Data items

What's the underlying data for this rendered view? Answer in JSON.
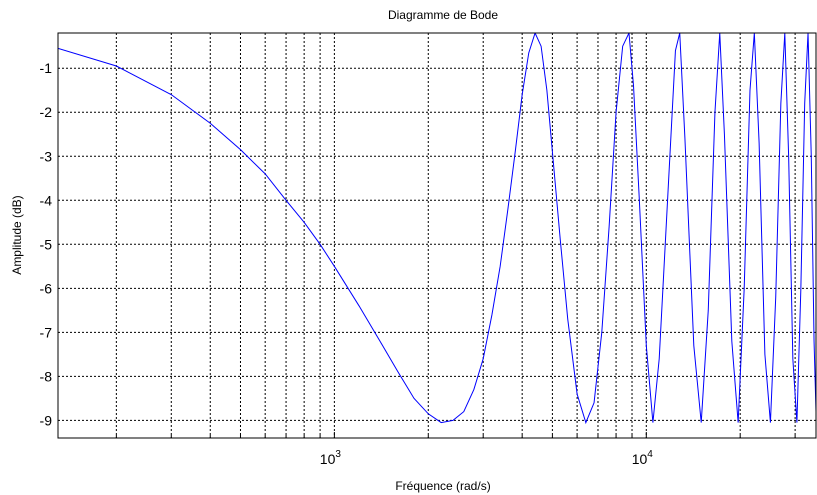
{
  "chart_data": {
    "type": "line",
    "title": "Diagramme de Bode",
    "xlabel": "Fréquence  (rad/s)",
    "ylabel": "Amplitude (dB)",
    "x_scale": "log",
    "xlim": [
      130,
      35000
    ],
    "ylim": [
      -9.4,
      -0.2
    ],
    "grid": true,
    "x_major_ticks": [
      {
        "value": 1000,
        "base": "10",
        "exp": "3"
      },
      {
        "value": 10000,
        "base": "10",
        "exp": "4"
      }
    ],
    "y_ticks": [
      -1,
      -2,
      -3,
      -4,
      -5,
      -6,
      -7,
      -8,
      -9
    ],
    "series": [
      {
        "line_color": "#0000ff",
        "points": [
          [
            130,
            -0.55
          ],
          [
            200,
            -0.95
          ],
          [
            300,
            -1.6
          ],
          [
            400,
            -2.25
          ],
          [
            500,
            -2.85
          ],
          [
            600,
            -3.4
          ],
          [
            700,
            -4.0
          ],
          [
            800,
            -4.5
          ],
          [
            900,
            -5.0
          ],
          [
            1000,
            -5.5
          ],
          [
            1200,
            -6.4
          ],
          [
            1400,
            -7.2
          ],
          [
            1600,
            -7.9
          ],
          [
            1800,
            -8.5
          ],
          [
            2000,
            -8.85
          ],
          [
            2200,
            -9.05
          ],
          [
            2400,
            -9.0
          ],
          [
            2600,
            -8.8
          ],
          [
            2800,
            -8.3
          ],
          [
            3000,
            -7.6
          ],
          [
            3200,
            -6.6
          ],
          [
            3400,
            -5.5
          ],
          [
            3600,
            -4.2
          ],
          [
            3800,
            -2.9
          ],
          [
            4000,
            -1.6
          ],
          [
            4200,
            -0.65
          ],
          [
            4400,
            -0.2
          ],
          [
            4600,
            -0.5
          ],
          [
            4800,
            -1.5
          ],
          [
            5000,
            -2.9
          ],
          [
            5300,
            -4.9
          ],
          [
            5600,
            -6.7
          ],
          [
            6000,
            -8.4
          ],
          [
            6400,
            -9.05
          ],
          [
            6800,
            -8.6
          ],
          [
            7200,
            -7.0
          ],
          [
            7600,
            -4.6
          ],
          [
            8000,
            -2.0
          ],
          [
            8400,
            -0.5
          ],
          [
            8800,
            -0.2
          ],
          [
            9100,
            -1.4
          ],
          [
            9500,
            -4.0
          ],
          [
            10000,
            -7.3
          ],
          [
            10500,
            -9.05
          ],
          [
            11000,
            -7.6
          ],
          [
            11700,
            -4.0
          ],
          [
            12400,
            -0.6
          ],
          [
            12800,
            -0.2
          ],
          [
            13300,
            -2.6
          ],
          [
            14200,
            -7.3
          ],
          [
            15000,
            -9.05
          ],
          [
            15800,
            -6.5
          ],
          [
            16600,
            -2.0
          ],
          [
            17200,
            -0.2
          ],
          [
            17800,
            -2.5
          ],
          [
            18800,
            -7.2
          ],
          [
            19700,
            -9.05
          ],
          [
            20600,
            -6.0
          ],
          [
            21500,
            -1.5
          ],
          [
            22200,
            -0.2
          ],
          [
            23000,
            -2.7
          ],
          [
            24000,
            -7.5
          ],
          [
            25000,
            -9.05
          ],
          [
            26000,
            -6.2
          ],
          [
            27000,
            -1.8
          ],
          [
            27800,
            -0.2
          ],
          [
            28600,
            -3.0
          ],
          [
            29500,
            -7.6
          ],
          [
            30400,
            -9.05
          ],
          [
            31300,
            -6.0
          ],
          [
            32200,
            -1.8
          ],
          [
            33000,
            -0.2
          ],
          [
            33800,
            -3.0
          ],
          [
            34500,
            -7.2
          ],
          [
            35000,
            -8.8
          ]
        ]
      }
    ]
  }
}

## Task to carry out
Set each line of the records down exactly, leaving every picture out.

## Exercise output
What's the underlying data for this rendered view? Answer in JSON.
{
  "chart_data": {
    "type": "line",
    "title": "Diagramme de Bode",
    "xlabel": "Fréquence  (rad/s)",
    "ylabel": "Amplitude (dB)",
    "x_scale": "log",
    "xlim": [
      130,
      35000
    ],
    "ylim": [
      -9.4,
      -0.2
    ],
    "grid": true,
    "x_major_ticks": [
      {
        "value": 1000,
        "base": "10",
        "exp": "3"
      },
      {
        "value": 10000,
        "base": "10",
        "exp": "4"
      }
    ],
    "y_ticks": [
      -1,
      -2,
      -3,
      -4,
      -5,
      -6,
      -7,
      -8,
      -9
    ],
    "series": [
      {
        "line_color": "#0000ff",
        "points": [
          [
            130,
            -0.55
          ],
          [
            200,
            -0.95
          ],
          [
            300,
            -1.6
          ],
          [
            400,
            -2.25
          ],
          [
            500,
            -2.85
          ],
          [
            600,
            -3.4
          ],
          [
            700,
            -4.0
          ],
          [
            800,
            -4.5
          ],
          [
            900,
            -5.0
          ],
          [
            1000,
            -5.5
          ],
          [
            1200,
            -6.4
          ],
          [
            1400,
            -7.2
          ],
          [
            1600,
            -7.9
          ],
          [
            1800,
            -8.5
          ],
          [
            2000,
            -8.85
          ],
          [
            2200,
            -9.05
          ],
          [
            2400,
            -9.0
          ],
          [
            2600,
            -8.8
          ],
          [
            2800,
            -8.3
          ],
          [
            3000,
            -7.6
          ],
          [
            3200,
            -6.6
          ],
          [
            3400,
            -5.5
          ],
          [
            3600,
            -4.2
          ],
          [
            3800,
            -2.9
          ],
          [
            4000,
            -1.6
          ],
          [
            4200,
            -0.65
          ],
          [
            4400,
            -0.2
          ],
          [
            4600,
            -0.5
          ],
          [
            4800,
            -1.5
          ],
          [
            5000,
            -2.9
          ],
          [
            5300,
            -4.9
          ],
          [
            5600,
            -6.7
          ],
          [
            6000,
            -8.4
          ],
          [
            6400,
            -9.05
          ],
          [
            6800,
            -8.6
          ],
          [
            7200,
            -7.0
          ],
          [
            7600,
            -4.6
          ],
          [
            8000,
            -2.0
          ],
          [
            8400,
            -0.5
          ],
          [
            8800,
            -0.2
          ],
          [
            9100,
            -1.4
          ],
          [
            9500,
            -4.0
          ],
          [
            10000,
            -7.3
          ],
          [
            10500,
            -9.05
          ],
          [
            11000,
            -7.6
          ],
          [
            11700,
            -4.0
          ],
          [
            12400,
            -0.6
          ],
          [
            12800,
            -0.2
          ],
          [
            13300,
            -2.6
          ],
          [
            14200,
            -7.3
          ],
          [
            15000,
            -9.05
          ],
          [
            15800,
            -6.5
          ],
          [
            16600,
            -2.0
          ],
          [
            17200,
            -0.2
          ],
          [
            17800,
            -2.5
          ],
          [
            18800,
            -7.2
          ],
          [
            19700,
            -9.05
          ],
          [
            20600,
            -6.0
          ],
          [
            21500,
            -1.5
          ],
          [
            22200,
            -0.2
          ],
          [
            23000,
            -2.7
          ],
          [
            24000,
            -7.5
          ],
          [
            25000,
            -9.05
          ],
          [
            26000,
            -6.2
          ],
          [
            27000,
            -1.8
          ],
          [
            27800,
            -0.2
          ],
          [
            28600,
            -3.0
          ],
          [
            29500,
            -7.6
          ],
          [
            30400,
            -9.05
          ],
          [
            31300,
            -6.0
          ],
          [
            32200,
            -1.8
          ],
          [
            33000,
            -0.2
          ],
          [
            33800,
            -3.0
          ],
          [
            34500,
            -7.2
          ],
          [
            35000,
            -8.8
          ]
        ]
      }
    ]
  }
}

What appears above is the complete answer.